STATED GOAL |
Copy out all the data, word for word.

(Items from a dataset)
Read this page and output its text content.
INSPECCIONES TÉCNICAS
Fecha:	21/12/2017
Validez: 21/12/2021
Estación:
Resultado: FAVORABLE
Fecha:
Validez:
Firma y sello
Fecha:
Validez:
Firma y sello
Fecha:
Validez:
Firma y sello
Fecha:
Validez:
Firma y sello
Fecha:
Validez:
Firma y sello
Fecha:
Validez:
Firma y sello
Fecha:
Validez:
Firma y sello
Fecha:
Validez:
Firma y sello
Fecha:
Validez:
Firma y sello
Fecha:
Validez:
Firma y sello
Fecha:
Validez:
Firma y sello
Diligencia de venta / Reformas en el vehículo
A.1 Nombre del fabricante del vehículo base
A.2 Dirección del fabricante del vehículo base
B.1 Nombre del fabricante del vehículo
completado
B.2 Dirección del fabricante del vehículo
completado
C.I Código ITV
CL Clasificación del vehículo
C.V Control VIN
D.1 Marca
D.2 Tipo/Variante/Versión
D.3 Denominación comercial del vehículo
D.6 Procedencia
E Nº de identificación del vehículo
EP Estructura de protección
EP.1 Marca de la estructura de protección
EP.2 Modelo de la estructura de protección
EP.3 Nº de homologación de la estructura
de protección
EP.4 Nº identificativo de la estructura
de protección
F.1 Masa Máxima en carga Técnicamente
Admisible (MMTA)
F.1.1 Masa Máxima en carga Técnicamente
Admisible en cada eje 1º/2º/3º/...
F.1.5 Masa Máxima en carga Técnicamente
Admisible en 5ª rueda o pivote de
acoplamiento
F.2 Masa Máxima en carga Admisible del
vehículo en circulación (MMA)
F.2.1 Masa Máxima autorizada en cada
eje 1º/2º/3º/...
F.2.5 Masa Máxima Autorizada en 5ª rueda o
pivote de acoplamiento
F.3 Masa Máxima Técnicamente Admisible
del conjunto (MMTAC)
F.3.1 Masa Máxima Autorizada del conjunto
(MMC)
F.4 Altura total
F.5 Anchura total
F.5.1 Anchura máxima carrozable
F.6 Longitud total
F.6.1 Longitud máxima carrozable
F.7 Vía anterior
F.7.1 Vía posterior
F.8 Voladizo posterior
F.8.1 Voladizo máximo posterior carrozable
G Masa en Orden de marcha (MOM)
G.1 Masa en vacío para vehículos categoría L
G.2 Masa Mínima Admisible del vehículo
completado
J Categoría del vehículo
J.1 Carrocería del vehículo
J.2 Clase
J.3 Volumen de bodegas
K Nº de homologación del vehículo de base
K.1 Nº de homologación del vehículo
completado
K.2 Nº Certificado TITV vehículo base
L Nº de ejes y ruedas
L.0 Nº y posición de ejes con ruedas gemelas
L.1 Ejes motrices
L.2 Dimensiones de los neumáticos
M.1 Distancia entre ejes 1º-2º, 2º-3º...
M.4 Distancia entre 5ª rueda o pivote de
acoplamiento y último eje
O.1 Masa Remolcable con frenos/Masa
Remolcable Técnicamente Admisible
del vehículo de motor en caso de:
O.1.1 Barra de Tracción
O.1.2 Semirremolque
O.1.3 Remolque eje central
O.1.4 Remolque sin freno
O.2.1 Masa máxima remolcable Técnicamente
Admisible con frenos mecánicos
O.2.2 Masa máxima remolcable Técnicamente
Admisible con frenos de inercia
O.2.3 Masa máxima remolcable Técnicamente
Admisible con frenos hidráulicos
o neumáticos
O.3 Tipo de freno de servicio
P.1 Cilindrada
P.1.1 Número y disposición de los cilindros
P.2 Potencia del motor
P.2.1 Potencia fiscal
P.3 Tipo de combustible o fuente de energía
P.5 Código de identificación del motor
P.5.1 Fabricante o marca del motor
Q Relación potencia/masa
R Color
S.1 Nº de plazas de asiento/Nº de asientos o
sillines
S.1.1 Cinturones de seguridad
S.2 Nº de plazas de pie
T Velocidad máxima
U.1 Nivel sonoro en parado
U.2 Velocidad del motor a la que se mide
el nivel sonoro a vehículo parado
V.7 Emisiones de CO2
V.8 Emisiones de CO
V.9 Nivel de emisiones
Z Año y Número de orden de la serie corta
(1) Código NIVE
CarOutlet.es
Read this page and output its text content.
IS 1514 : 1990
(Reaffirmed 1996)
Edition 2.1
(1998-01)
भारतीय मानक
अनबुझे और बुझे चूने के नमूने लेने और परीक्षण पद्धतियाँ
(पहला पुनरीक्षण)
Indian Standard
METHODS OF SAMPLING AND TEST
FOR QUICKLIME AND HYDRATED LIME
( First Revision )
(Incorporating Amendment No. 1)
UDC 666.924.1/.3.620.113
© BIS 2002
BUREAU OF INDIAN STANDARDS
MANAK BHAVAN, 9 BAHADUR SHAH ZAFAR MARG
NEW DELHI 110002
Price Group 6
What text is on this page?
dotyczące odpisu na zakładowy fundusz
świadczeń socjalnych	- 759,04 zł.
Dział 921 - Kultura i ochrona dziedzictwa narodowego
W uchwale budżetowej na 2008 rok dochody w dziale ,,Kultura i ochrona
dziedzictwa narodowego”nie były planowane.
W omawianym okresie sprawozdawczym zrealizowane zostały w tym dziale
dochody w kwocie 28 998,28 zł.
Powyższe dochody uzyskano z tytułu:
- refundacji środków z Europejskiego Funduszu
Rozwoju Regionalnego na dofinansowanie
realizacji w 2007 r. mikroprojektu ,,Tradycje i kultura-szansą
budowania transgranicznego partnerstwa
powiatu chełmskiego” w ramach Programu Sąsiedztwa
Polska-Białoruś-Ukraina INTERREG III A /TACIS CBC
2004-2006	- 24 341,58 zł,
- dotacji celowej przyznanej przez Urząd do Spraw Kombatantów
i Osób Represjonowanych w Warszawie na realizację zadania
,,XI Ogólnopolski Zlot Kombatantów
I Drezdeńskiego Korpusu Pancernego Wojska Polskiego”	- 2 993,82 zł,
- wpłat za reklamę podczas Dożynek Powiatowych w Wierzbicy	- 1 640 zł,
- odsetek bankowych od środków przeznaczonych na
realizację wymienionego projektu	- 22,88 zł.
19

CORRECT RESPONSE |
Read this page and output its text content.
INSPECCIONES TÉCNICAS
Fecha:	21/12/2017
Validez: 21/12/2021
Estación:
Resultado: FAVORABLE
Fecha:
Validez:
Firma y sello
Fecha:
Validez:
Firma y sello
Fecha:
Validez:
Firma y sello
Fecha:
Validez:
Firma y sello
Fecha:
Validez:
Firma y sello
Fecha:
Validez:
Firma y sello
Fecha:
Validez:
Firma y sello
Fecha:
Validez:
Firma y sello
Fecha:
Validez:
Firma y sello
Fecha:
Validez:
Firma y sello
Fecha:
Validez:
Firma y sello
Diligencia de venta / Reformas en el vehículo
A.1 Nombre del fabricante del vehículo base
A.2 Dirección del fabricante del vehículo base
B.1 Nombre del fabricante del vehículo
completado
B.2 Dirección del fabricante del vehículo
completado
C.I Código ITV
CL Clasificación del vehículo
C.V Control VIN
D.1 Marca
D.2 Tipo/Variante/Versión
D.3 Denominación comercial del vehículo
D.6 Procedencia
E Nº de identificación del vehículo
EP Estructura de protección
EP.1 Marca de la estructura de protección
EP.2 Modelo de la estructura de protección
EP.3 Nº de homologación de la estructura
de protección
EP.4 Nº identificativo de la estructura
de protección
F.1 Masa Máxima en carga Técnicamente
Admisible (MMTA)
F.1.1 Masa Máxima en carga Técnicamente
Admisible en cada eje 1º/2º/3º/...
F.1.5 Masa Máxima en carga Técnicamente
Admisible en 5ª rueda o pivote de
acoplamiento
F.2 Masa Máxima en carga Admisible del
vehículo en circulación (MMA)
F.2.1 Masa Máxima autorizada en cada
eje 1º/2º/3º/...
F.2.5 Masa Máxima Autorizada en 5ª rueda o
pivote de acoplamiento
F.3 Masa Máxima Técnicamente Admisible
del conjunto (MMTAC)
F.3.1 Masa Máxima Autorizada del conjunto
(MMC)
F.4 Altura total
F.5 Anchura total
F.5.1 Anchura máxima carrozable
F.6 Longitud total
F.6.1 Longitud máxima carrozable
F.7 Vía anterior
F.7.1 Vía posterior
F.8 Voladizo posterior
F.8.1 Voladizo máximo posterior carrozable
G Masa en Orden de marcha (MOM)
G.1 Masa en vacío para vehículos categoría L
G.2 Masa Mínima Admisible del vehículo
completado
J Categoría del vehículo
J.1 Carrocería del vehículo
J.2 Clase
J.3 Volumen de bodegas
K Nº de homologación del vehículo de base
K.1 Nº de homologación del vehículo
completado
K.2 Nº Certificado TITV vehículo base
L Nº de ejes y ruedas
L.0 Nº y posición de ejes con ruedas gemelas
L.1 Ejes motrices
L.2 Dimensiones de los neumáticos
M.1 Distancia entre ejes 1º-2º, 2º-3º...
M.4 Distancia entre 5ª rueda o pivote de
acoplamiento y último eje
O.1 Masa Remolcable con frenos/Masa
Remolcable Técnicamente Admisible
del vehículo de motor en caso de:
O.1.1 Barra de Tracción
O.1.2 Semirremolque
O.1.3 Remolque eje central
O.1.4 Remolque sin freno
O.2.1 Masa máxima remolcable Técnicamente
Admisible con frenos mecánicos
O.2.2 Masa máxima remolcable Técnicamente
Admisible con frenos de inercia
O.2.3 Masa máxima remolcable Técnicamente
Admisible con frenos hidráulicos
o neumáticos
O.3 Tipo de freno de servicio
P.1 Cilindrada
P.1.1 Número y disposición de los cilindros
P.2 Potencia del motor
P.2.1 Potencia fiscal
P.3 Tipo de combustible o fuente de energía
P.5 Código de identificación del motor
P.5.1 Fabricante o marca del motor
Q Relación potencia/masa
R Color
S.1 Nº de plazas de asiento/Nº de asientos o
sillines
S.1.1 Cinturones de seguridad
S.2 Nº de plazas de pie
T Velocidad máxima
U.1 Nivel sonoro en parado
U.2 Velocidad del motor a la que se mide
el nivel sonoro a vehículo parado
V.7 Emisiones de CO2
V.8 Emisiones de CO
V.9 Nivel de emisiones
Z Año y Número de orden de la serie corta
(1) Código NIVE
CarOutlet.es
Read this page and output its text content.
IS 1514 : 1990
(Reaffirmed 1996)
Edition 2.1
(1998-01)
भारतीय मानक
अनबुझे और बुझे चूने के नमूने लेने और परीक्षण पद्धतियाँ
(पहला पुनरीक्षण)
Indian Standard
METHODS OF SAMPLING AND TEST
FOR QUICKLIME AND HYDRATED LIME
( First Revision )
(Incorporating Amendment No. 1)
UDC 666.924.1/.3.620.113
© BIS 2002
BUREAU OF INDIAN STANDARDS
MANAK BHAVAN, 9 BAHADUR SHAH ZAFAR MARG
NEW DELHI 110002
Price Group 6
What text is on this page?
dotyczące odpisu na zakładowy fundusz
świadczeń socjalnych	- 759,04 zł.
Dział 921 - Kultura i ochrona dziedzictwa narodowego
W uchwale budżetowej na 2008 rok dochody w dziale ,,Kultura i ochrona
dziedzictwa narodowego”nie były planowane.
W omawianym okresie sprawozdawczym zrealizowane zostały w tym dziale
dochody w kwocie 28 998,28 zł.
Powyższe dochody uzyskano z tytułu:
- refundacji środków z Europejskiego Funduszu
Rozwoju Regionalnego na dofinansowanie
realizacji w 2007 r. mikroprojektu ,,Tradycje i kultura-szansą
budowania transgranicznego partnerstwa
powiatu chełmskiego” w ramach Programu Sąsiedztwa
Polska-Białoruś-Ukraina INTERREG III A /TACIS CBC
2004-2006	- 24 341,58 zł,
- dotacji celowej przyznanej przez Urząd do Spraw Kombatantów
i Osób Represjonowanych w Warszawie na realizację zadania
,,XI Ogólnopolski Zlot Kombatantów
I Drezdeńskiego Korpusu Pancernego Wojska Polskiego”	- 2 993,82 zł,
- wpłat za reklamę podczas Dożynek Powiatowych w Wierzbicy	- 1 640 zł,
- odsetek bankowych od środków przeznaczonych na
realizację wymienionego projektu	- 22,88 zł.
19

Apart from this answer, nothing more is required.